= Instructions for the task =
Skip any picture you find and retype all the remaining lines exactly.

[Collected data entries]
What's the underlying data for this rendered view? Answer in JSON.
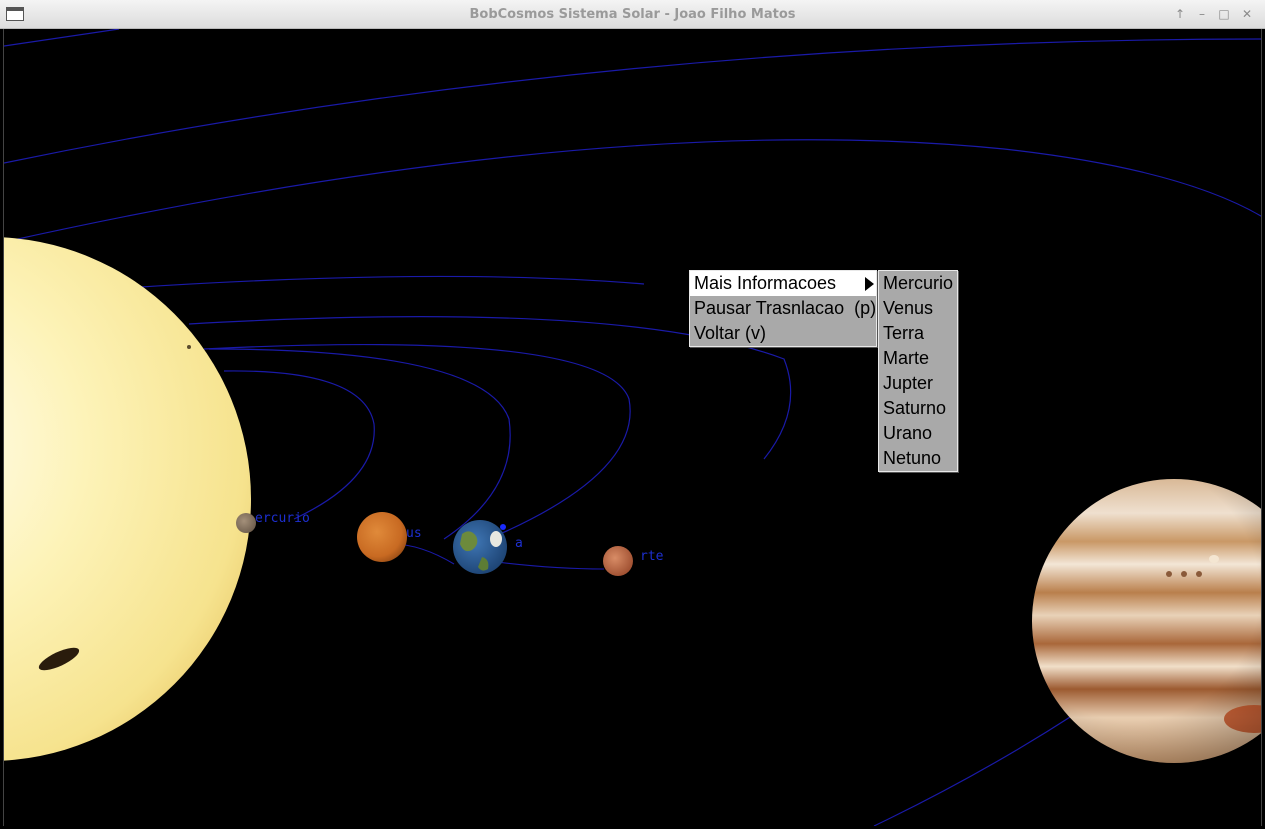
{
  "window": {
    "title": "BobCosmos Sistema Solar - Joao Filho Matos",
    "controls": {
      "pin": "↑",
      "minimize": "–",
      "maximize": "□",
      "close": "✕"
    }
  },
  "scene": {
    "background": "#000000",
    "orbit_color": "#1a1aa8",
    "label_color": "#1d2fd0",
    "labels": {
      "mercurio": "ercurio",
      "venus": "us",
      "terra": "a",
      "marte": "rte"
    }
  },
  "context_menu": {
    "items": [
      {
        "label": "Mais Informacoes",
        "has_submenu": true,
        "active": true
      },
      {
        "label": "Pausar Trasnlacao  (p)"
      },
      {
        "label": "Voltar (v)"
      }
    ]
  },
  "submenu": {
    "items": [
      "Mercurio",
      "Venus",
      "Terra",
      "Marte",
      "Jupter",
      "Saturno",
      "Urano",
      "Netuno"
    ]
  }
}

= Result for this task =
What's the underlying data for this rendered view? Answer in JSON.
{
  "window": {
    "title": "BobCosmos Sistema Solar - Joao Filho Matos",
    "controls": {
      "pin": "↑",
      "minimize": "–",
      "maximize": "□",
      "close": "✕"
    }
  },
  "scene": {
    "background": "#000000",
    "orbit_color": "#1a1aa8",
    "label_color": "#1d2fd0",
    "labels": {
      "mercurio": "ercurio",
      "venus": "us",
      "terra": "a",
      "marte": "rte"
    }
  },
  "context_menu": {
    "items": [
      {
        "label": "Mais Informacoes",
        "has_submenu": true,
        "active": true
      },
      {
        "label": "Pausar Trasnlacao  (p)"
      },
      {
        "label": "Voltar (v)"
      }
    ]
  },
  "submenu": {
    "items": [
      "Mercurio",
      "Venus",
      "Terra",
      "Marte",
      "Jupter",
      "Saturno",
      "Urano",
      "Netuno"
    ]
  }
}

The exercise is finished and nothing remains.